- Set task: All of the data must be printed exactly; please include every line.

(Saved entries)
[start]
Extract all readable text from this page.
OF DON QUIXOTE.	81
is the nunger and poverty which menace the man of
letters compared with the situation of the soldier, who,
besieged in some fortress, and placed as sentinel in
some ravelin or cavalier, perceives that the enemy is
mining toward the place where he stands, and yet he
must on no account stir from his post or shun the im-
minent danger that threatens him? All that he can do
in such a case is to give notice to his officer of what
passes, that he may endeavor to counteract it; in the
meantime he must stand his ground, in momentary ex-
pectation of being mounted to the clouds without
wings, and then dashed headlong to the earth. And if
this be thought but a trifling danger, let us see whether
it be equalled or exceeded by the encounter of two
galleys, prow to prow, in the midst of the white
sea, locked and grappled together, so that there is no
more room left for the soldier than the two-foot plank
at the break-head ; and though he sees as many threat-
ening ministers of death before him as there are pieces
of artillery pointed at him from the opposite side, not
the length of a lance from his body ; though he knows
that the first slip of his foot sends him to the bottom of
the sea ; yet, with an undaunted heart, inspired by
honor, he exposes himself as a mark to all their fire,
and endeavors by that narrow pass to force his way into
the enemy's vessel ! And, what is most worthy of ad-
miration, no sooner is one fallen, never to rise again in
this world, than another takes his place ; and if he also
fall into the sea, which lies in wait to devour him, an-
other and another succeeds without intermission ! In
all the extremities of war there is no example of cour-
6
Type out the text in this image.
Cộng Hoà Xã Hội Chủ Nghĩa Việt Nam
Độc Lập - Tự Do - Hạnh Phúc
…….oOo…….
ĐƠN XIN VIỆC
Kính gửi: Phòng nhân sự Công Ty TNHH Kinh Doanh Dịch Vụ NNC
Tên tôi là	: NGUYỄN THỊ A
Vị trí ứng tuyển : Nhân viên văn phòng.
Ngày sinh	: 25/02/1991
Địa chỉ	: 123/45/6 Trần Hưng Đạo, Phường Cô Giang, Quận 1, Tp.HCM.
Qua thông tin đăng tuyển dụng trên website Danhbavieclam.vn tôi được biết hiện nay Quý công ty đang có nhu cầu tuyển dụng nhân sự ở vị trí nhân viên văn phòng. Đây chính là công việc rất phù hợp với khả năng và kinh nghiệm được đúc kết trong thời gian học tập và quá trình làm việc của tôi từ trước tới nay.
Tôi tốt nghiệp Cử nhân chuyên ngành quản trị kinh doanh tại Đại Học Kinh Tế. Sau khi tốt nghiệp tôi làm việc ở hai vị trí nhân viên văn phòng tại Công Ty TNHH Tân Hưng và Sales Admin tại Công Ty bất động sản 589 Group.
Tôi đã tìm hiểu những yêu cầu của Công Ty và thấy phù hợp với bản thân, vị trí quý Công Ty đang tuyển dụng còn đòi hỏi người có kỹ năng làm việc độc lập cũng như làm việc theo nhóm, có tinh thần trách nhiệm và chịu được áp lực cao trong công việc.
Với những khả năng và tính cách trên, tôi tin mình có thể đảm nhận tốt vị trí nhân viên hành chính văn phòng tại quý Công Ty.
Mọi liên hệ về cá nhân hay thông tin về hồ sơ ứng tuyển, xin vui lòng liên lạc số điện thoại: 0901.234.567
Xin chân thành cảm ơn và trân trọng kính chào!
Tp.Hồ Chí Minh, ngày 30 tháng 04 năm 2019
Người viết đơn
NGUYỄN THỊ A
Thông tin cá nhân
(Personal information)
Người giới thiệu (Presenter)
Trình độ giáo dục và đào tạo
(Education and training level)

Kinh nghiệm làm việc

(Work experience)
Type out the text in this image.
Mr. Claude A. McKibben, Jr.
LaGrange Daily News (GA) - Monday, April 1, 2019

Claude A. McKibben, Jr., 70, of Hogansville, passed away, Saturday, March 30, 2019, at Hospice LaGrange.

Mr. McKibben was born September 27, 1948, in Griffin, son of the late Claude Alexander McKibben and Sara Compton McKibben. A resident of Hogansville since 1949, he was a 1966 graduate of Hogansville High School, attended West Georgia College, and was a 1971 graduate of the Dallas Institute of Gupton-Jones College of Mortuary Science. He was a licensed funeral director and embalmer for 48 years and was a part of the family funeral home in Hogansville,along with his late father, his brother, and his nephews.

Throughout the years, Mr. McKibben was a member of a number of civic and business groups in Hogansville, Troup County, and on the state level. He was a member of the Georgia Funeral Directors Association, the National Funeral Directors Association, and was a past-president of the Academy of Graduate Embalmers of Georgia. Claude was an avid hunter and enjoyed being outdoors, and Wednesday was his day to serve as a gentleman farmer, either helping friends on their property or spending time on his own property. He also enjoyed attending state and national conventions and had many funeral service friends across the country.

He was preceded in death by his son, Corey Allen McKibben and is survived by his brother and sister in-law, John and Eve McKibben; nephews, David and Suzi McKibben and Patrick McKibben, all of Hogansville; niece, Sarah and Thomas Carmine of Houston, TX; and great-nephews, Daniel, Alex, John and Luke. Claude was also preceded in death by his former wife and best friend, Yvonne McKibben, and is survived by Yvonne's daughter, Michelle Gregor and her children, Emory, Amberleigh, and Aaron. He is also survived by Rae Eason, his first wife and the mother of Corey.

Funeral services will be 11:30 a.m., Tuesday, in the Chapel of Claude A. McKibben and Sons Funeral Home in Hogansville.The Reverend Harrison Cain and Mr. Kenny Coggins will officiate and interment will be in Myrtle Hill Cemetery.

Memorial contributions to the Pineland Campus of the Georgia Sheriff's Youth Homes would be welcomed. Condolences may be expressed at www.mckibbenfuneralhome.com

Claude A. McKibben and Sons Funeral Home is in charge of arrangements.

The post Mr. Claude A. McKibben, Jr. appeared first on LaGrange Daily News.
[end]
- Response to this task:
Extract all readable text from this page.
OF DON QUIXOTE.	81
is the nunger and poverty which menace the man of
letters compared with the situation of the soldier, who,
besieged in some fortress, and placed as sentinel in
some ravelin or cavalier, perceives that the enemy is
mining toward the place where he stands, and yet he
must on no account stir from his post or shun the im-
minent danger that threatens him? All that he can do
in such a case is to give notice to his officer of what
passes, that he may endeavor to counteract it; in the
meantime he must stand his ground, in momentary ex-
pectation of being mounted to the clouds without
wings, and then dashed headlong to the earth. And if
this be thought but a trifling danger, let us see whether
it be equalled or exceeded by the encounter of two
galleys, prow to prow, in the midst of the white
sea, locked and grappled together, so that there is no
more room left for the soldier than the two-foot plank
at the break-head ; and though he sees as many threat-
ening ministers of death before him as there are pieces
of artillery pointed at him from the opposite side, not
the length of a lance from his body ; though he knows
that the first slip of his foot sends him to the bottom of
the sea ; yet, with an undaunted heart, inspired by
honor, he exposes himself as a mark to all their fire,
and endeavors by that narrow pass to force his way into
the enemy's vessel ! And, what is most worthy of ad-
miration, no sooner is one fallen, never to rise again in
this world, than another takes his place ; and if he also
fall into the sea, which lies in wait to devour him, an-
other and another succeeds without intermission ! In
all the extremities of war there is no example of cour-
6
Type out the text in this image.
Cộng Hoà Xã Hội Chủ Nghĩa Việt Nam
Độc Lập - Tự Do - Hạnh Phúc
…….oOo…….
ĐƠN XIN VIỆC
Kính gửi: Phòng nhân sự Công Ty TNHH Kinh Doanh Dịch Vụ NNC
Tên tôi là	: NGUYỄN THỊ A
Vị trí ứng tuyển : Nhân viên văn phòng.
Ngày sinh	: 25/02/1991
Địa chỉ	: 123/45/6 Trần Hưng Đạo, Phường Cô Giang, Quận 1, Tp.HCM.
Qua thông tin đăng tuyển dụng trên website Danhbavieclam.vn tôi được biết hiện nay Quý công ty đang có nhu cầu tuyển dụng nhân sự ở vị trí nhân viên văn phòng. Đây chính là công việc rất phù hợp với khả năng và kinh nghiệm được đúc kết trong thời gian học tập và quá trình làm việc của tôi từ trước tới nay.
Tôi tốt nghiệp Cử nhân chuyên ngành quản trị kinh doanh tại Đại Học Kinh Tế. Sau khi tốt nghiệp tôi làm việc ở hai vị trí nhân viên văn phòng tại Công Ty TNHH Tân Hưng và Sales Admin tại Công Ty bất động sản 589 Group.
Tôi đã tìm hiểu những yêu cầu của Công Ty và thấy phù hợp với bản thân, vị trí quý Công Ty đang tuyển dụng còn đòi hỏi người có kỹ năng làm việc độc lập cũng như làm việc theo nhóm, có tinh thần trách nhiệm và chịu được áp lực cao trong công việc.
Với những khả năng và tính cách trên, tôi tin mình có thể đảm nhận tốt vị trí nhân viên hành chính văn phòng tại quý Công Ty.
Mọi liên hệ về cá nhân hay thông tin về hồ sơ ứng tuyển, xin vui lòng liên lạc số điện thoại: 0901.234.567
Xin chân thành cảm ơn và trân trọng kính chào!
Tp.Hồ Chí Minh, ngày 30 tháng 04 năm 2019
Người viết đơn
NGUYỄN THỊ A
Thông tin cá nhân
(Personal information)
Người giới thiệu (Presenter)
Trình độ giáo dục và đào tạo
(Education and training level)

Kinh nghiệm làm việc

(Work experience)
Type out the text in this image.
Mr. Claude A. McKibben, Jr.
LaGrange Daily News (GA) - Monday, April 1, 2019

Claude A. McKibben, Jr., 70, of Hogansville, passed away, Saturday, March 30, 2019, at Hospice LaGrange.

Mr. McKibben was born September 27, 1948, in Griffin, son of the late Claude Alexander McKibben and Sara Compton McKibben. A resident of Hogansville since 1949, he was a 1966 graduate of Hogansville High School, attended West Georgia College, and was a 1971 graduate of the Dallas Institute of Gupton-Jones College of Mortuary Science. He was a licensed funeral director and embalmer for 48 years and was a part of the family funeral home in Hogansville,along with his late father, his brother, and his nephews.

Throughout the years, Mr. McKibben was a member of a number of civic and business groups in Hogansville, Troup County, and on the state level. He was a member of the Georgia Funeral Directors Association, the National Funeral Directors Association, and was a past-president of the Academy of Graduate Embalmers of Georgia. Claude was an avid hunter and enjoyed being outdoors, and Wednesday was his day to serve as a gentleman farmer, either helping friends on their property or spending time on his own property. He also enjoyed attending state and national conventions and had many funeral service friends across the country.

He was preceded in death by his son, Corey Allen McKibben and is survived by his brother and sister in-law, John and Eve McKibben; nephews, David and Suzi McKibben and Patrick McKibben, all of Hogansville; niece, Sarah and Thomas Carmine of Houston, TX; and great-nephews, Daniel, Alex, John and Luke. Claude was also preceded in death by his former wife and best friend, Yvonne McKibben, and is survived by Yvonne's daughter, Michelle Gregor and her children, Emory, Amberleigh, and Aaron. He is also survived by Rae Eason, his first wife and the mother of Corey.

Funeral services will be 11:30 a.m., Tuesday, in the Chapel of Claude A. McKibben and Sons Funeral Home in Hogansville.The Reverend Harrison Cain and Mr. Kenny Coggins will officiate and interment will be in Myrtle Hill Cemetery.

Memorial contributions to the Pineland Campus of the Georgia Sheriff's Youth Homes would be welcomed. Condolences may be expressed at www.mckibbenfuneralhome.com

Claude A. McKibben and Sons Funeral Home is in charge of arrangements.

The post Mr. Claude A. McKibben, Jr. appeared first on LaGrange Daily News.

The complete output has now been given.